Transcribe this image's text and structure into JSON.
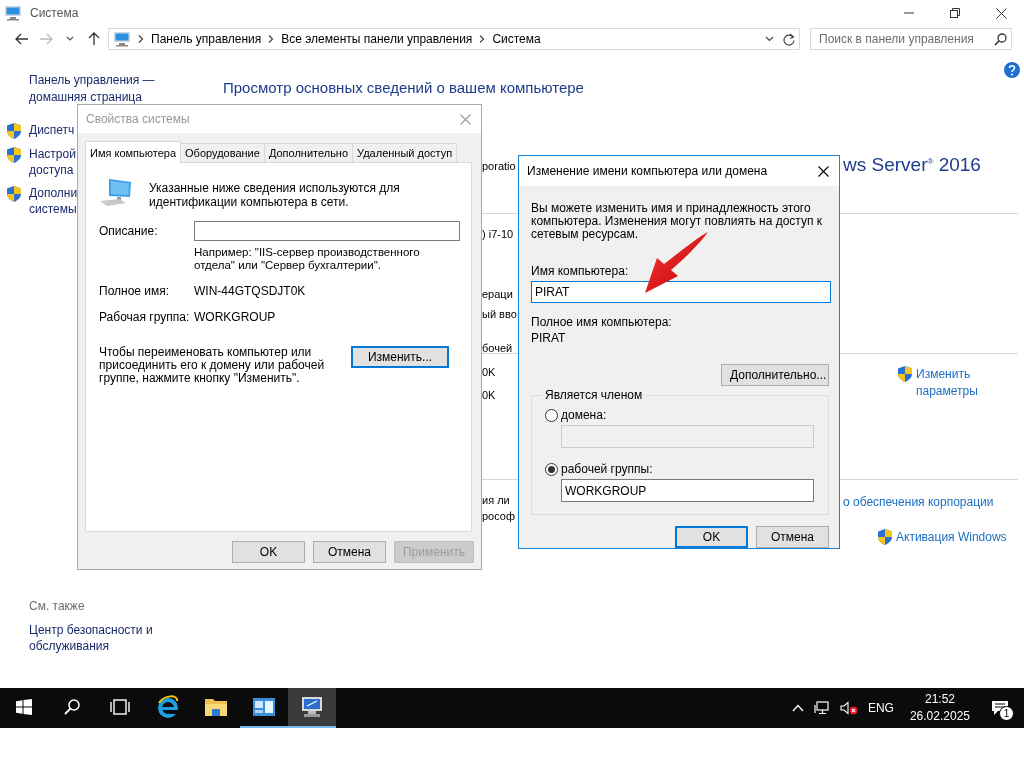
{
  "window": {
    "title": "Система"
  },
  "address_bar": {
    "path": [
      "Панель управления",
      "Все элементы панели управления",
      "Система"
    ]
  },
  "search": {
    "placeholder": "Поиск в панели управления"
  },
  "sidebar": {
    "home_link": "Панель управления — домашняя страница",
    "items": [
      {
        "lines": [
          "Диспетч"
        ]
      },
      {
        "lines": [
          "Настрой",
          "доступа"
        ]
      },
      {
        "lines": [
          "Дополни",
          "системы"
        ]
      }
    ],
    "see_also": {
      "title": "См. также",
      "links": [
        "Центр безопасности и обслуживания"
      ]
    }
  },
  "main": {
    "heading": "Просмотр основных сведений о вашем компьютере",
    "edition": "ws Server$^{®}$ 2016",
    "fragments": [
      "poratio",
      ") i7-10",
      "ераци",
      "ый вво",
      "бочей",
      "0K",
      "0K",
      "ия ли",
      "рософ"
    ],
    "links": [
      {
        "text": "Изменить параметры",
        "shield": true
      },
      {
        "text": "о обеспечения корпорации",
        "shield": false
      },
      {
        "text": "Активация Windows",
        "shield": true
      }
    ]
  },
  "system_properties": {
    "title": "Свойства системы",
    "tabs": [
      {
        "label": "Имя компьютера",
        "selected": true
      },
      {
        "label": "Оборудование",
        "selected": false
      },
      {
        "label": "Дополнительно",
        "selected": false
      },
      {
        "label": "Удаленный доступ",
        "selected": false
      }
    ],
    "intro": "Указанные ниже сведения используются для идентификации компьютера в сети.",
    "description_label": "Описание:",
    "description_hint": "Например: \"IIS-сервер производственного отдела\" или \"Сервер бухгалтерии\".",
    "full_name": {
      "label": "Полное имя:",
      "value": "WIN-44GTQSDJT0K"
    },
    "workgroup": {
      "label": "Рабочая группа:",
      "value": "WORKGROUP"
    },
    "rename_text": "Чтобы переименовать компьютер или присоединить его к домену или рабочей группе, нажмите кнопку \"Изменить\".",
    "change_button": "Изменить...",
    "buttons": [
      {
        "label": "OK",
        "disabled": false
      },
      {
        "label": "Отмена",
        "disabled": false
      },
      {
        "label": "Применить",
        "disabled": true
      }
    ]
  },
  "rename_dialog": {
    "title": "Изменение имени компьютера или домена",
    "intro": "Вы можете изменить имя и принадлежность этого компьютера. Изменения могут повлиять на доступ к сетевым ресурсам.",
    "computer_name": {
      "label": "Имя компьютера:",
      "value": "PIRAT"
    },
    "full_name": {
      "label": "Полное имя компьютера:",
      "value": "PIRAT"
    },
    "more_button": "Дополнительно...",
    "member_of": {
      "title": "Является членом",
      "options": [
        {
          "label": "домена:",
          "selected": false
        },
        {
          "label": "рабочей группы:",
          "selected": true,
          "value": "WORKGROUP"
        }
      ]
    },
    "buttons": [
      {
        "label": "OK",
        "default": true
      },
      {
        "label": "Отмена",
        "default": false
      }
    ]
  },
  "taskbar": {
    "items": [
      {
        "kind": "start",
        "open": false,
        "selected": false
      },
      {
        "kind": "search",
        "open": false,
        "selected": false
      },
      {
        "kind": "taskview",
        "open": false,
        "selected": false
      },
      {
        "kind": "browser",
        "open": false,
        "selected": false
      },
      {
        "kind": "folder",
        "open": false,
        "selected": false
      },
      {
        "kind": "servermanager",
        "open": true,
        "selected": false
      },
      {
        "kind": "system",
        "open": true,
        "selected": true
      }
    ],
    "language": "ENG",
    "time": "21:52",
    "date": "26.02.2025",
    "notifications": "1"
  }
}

# # # #

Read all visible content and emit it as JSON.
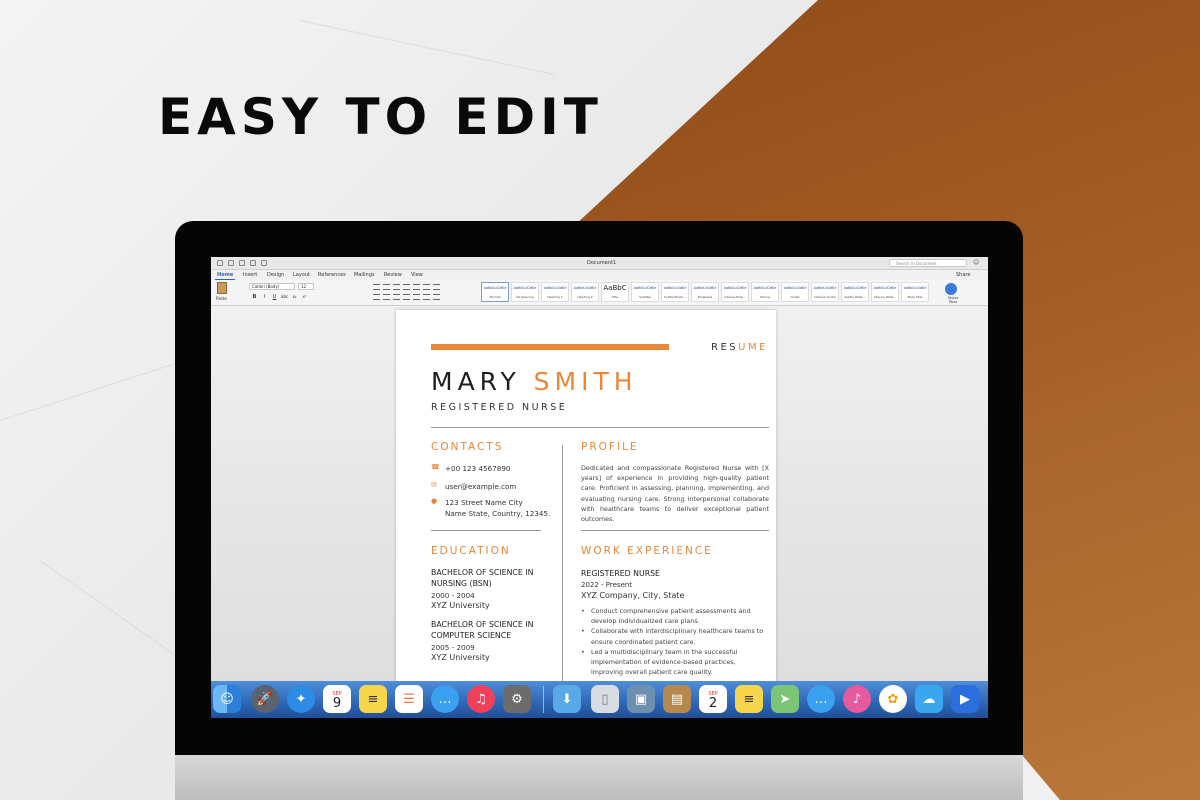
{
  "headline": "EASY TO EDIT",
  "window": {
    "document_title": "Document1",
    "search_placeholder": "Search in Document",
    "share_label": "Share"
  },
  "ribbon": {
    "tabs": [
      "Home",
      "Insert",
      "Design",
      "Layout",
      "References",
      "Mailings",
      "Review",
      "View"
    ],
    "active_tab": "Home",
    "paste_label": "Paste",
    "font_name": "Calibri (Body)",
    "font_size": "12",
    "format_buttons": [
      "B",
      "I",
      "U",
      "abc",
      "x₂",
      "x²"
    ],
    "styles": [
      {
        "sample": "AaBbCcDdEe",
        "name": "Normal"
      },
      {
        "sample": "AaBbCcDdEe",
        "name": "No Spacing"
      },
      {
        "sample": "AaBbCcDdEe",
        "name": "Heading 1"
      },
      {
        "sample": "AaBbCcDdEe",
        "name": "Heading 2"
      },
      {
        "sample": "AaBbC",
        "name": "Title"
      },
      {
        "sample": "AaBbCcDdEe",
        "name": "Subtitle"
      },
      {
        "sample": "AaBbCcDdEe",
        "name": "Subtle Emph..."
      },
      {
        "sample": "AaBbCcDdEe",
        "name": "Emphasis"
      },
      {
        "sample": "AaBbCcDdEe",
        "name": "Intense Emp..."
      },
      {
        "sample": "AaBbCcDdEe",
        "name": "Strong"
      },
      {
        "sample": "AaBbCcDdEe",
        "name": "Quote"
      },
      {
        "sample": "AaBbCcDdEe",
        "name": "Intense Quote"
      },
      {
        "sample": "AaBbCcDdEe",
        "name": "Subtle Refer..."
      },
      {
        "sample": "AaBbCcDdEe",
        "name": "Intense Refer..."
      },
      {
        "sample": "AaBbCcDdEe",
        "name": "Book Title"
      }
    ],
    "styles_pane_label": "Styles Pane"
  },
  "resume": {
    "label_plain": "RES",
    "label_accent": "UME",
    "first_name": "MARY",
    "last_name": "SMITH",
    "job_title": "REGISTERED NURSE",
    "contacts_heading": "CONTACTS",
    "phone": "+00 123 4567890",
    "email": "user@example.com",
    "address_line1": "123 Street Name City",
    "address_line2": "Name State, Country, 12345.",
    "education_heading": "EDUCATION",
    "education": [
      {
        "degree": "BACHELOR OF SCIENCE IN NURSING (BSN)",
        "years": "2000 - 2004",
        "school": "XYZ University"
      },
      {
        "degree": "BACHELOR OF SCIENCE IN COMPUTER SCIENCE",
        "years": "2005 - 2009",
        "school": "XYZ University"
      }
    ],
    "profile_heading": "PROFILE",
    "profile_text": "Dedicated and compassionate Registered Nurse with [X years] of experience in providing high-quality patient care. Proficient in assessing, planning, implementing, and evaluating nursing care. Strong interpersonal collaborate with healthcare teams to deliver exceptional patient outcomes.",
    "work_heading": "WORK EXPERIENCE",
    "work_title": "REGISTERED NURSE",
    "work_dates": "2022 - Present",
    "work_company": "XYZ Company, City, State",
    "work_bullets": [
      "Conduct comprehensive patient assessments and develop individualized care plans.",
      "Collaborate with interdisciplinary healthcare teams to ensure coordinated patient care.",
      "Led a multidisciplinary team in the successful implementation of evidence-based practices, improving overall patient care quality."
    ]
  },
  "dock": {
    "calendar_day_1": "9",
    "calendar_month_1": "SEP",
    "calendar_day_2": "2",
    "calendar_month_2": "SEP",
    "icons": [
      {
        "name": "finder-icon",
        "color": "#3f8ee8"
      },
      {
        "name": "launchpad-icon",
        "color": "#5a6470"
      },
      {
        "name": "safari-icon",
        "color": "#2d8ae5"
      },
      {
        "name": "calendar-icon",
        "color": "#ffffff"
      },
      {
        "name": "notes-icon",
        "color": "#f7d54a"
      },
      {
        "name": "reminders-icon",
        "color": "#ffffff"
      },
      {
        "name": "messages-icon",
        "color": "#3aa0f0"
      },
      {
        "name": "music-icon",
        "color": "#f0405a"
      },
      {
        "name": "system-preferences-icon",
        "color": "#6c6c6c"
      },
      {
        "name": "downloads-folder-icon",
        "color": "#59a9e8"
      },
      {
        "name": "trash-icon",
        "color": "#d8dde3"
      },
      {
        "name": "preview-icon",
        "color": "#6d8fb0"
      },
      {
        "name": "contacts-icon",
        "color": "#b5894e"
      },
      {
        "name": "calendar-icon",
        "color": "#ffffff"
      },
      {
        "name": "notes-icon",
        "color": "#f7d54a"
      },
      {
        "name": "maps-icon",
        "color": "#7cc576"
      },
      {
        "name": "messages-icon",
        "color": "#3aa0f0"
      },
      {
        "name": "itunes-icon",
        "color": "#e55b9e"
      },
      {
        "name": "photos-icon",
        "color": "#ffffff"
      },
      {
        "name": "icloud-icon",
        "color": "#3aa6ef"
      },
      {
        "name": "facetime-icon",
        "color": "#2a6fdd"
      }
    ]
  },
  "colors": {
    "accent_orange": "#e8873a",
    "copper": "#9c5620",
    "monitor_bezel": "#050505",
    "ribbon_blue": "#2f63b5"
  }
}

# # # #

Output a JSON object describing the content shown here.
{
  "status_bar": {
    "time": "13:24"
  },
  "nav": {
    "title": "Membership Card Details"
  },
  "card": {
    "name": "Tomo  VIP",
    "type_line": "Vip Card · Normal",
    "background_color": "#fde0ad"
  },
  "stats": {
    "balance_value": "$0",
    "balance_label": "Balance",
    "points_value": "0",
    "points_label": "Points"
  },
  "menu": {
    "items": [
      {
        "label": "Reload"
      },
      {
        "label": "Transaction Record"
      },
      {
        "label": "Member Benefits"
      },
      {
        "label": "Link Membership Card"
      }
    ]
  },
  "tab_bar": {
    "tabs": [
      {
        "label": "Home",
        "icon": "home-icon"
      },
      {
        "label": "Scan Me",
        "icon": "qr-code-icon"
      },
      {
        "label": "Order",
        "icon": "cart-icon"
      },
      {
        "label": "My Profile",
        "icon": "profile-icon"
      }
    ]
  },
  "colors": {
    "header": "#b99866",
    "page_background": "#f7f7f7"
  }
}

# # # #

§ **What you are asked to do**
Within the data above, count the lines that contain the string "Полное"; the reply is the number alone.

§ **Solution to this problem**
2